** begin DATA EXCERPTS **

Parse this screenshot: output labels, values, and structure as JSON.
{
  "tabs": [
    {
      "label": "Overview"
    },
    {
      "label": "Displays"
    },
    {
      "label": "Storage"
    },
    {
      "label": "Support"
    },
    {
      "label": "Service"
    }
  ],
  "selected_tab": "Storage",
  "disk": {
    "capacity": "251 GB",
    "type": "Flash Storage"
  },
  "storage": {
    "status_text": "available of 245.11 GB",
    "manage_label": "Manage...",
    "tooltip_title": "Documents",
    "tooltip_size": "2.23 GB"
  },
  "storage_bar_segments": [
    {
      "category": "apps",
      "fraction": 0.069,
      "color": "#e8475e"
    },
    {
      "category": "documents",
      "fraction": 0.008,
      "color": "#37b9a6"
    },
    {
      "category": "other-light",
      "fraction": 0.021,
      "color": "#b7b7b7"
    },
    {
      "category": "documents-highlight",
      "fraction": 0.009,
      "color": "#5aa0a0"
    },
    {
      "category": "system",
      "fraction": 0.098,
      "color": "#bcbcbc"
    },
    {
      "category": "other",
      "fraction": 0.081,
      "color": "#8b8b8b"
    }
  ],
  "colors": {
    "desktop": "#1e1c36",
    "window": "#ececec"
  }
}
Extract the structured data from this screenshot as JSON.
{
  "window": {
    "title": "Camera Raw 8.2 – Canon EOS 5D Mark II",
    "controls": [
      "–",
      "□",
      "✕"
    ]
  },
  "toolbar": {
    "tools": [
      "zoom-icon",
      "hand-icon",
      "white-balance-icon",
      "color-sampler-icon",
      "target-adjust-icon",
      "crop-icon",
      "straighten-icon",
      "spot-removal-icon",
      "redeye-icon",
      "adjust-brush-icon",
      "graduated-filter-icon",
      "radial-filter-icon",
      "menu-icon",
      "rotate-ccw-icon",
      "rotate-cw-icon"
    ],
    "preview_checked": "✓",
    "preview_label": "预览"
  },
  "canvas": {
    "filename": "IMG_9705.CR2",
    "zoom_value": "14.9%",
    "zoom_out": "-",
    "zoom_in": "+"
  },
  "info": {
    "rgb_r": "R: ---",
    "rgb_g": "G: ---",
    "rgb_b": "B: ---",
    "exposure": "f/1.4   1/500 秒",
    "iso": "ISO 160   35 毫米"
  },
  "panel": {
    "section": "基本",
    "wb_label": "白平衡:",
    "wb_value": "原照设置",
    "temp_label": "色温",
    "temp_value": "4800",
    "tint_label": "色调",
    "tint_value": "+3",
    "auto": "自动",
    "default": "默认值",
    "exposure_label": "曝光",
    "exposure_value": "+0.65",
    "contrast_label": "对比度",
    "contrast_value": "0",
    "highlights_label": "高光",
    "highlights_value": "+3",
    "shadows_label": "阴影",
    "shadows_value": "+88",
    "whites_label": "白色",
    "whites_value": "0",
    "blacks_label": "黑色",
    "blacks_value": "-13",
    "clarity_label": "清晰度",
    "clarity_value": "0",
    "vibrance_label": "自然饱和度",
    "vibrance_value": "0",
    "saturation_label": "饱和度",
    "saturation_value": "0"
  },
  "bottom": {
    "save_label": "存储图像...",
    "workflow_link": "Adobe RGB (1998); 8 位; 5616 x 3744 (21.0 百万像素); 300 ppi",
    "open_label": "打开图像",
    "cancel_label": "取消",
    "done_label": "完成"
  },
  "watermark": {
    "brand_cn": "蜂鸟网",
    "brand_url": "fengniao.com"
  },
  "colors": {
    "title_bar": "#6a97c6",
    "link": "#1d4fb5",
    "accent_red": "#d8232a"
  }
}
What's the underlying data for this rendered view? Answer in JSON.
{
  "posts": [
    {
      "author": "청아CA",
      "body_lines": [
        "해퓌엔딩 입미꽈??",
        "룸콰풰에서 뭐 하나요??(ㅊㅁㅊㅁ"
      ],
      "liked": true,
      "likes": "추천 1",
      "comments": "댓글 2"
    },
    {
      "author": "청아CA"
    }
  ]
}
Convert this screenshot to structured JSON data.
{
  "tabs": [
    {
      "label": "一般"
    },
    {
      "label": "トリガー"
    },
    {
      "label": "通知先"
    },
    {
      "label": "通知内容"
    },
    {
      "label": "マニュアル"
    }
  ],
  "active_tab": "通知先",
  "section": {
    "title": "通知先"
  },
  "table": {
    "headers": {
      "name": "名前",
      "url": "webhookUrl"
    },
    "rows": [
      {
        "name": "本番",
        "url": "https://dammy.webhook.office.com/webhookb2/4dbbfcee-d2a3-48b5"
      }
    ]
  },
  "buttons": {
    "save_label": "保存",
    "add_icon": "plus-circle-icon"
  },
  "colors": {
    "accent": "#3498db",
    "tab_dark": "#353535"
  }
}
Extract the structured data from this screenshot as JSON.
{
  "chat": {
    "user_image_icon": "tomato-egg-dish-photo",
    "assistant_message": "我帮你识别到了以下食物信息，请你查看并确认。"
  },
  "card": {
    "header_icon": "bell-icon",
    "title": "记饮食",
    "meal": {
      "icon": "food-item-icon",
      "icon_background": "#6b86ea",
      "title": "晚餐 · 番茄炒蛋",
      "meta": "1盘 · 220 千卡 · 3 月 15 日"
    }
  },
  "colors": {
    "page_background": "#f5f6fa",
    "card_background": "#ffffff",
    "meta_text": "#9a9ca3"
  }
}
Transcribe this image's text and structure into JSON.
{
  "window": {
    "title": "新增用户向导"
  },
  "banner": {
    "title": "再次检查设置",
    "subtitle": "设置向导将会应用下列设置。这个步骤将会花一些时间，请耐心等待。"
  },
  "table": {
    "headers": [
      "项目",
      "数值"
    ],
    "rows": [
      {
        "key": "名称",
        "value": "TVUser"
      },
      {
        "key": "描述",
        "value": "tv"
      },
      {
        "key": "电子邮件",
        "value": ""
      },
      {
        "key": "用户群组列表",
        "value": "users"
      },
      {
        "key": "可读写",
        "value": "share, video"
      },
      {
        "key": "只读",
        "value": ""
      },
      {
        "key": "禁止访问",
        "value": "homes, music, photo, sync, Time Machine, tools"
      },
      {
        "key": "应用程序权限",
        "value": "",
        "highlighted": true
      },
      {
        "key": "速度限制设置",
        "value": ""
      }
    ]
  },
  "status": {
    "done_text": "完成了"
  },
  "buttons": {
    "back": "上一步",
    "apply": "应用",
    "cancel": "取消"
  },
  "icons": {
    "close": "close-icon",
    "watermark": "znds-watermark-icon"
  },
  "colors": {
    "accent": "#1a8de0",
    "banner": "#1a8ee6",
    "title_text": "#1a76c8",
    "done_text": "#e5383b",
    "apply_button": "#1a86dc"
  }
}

** end DATA EXCERPTS **

Go through the data above and find the lines with the word "filter". Copy each of those lines.

      "graduated-filter-icon",
      "radial-filter-icon",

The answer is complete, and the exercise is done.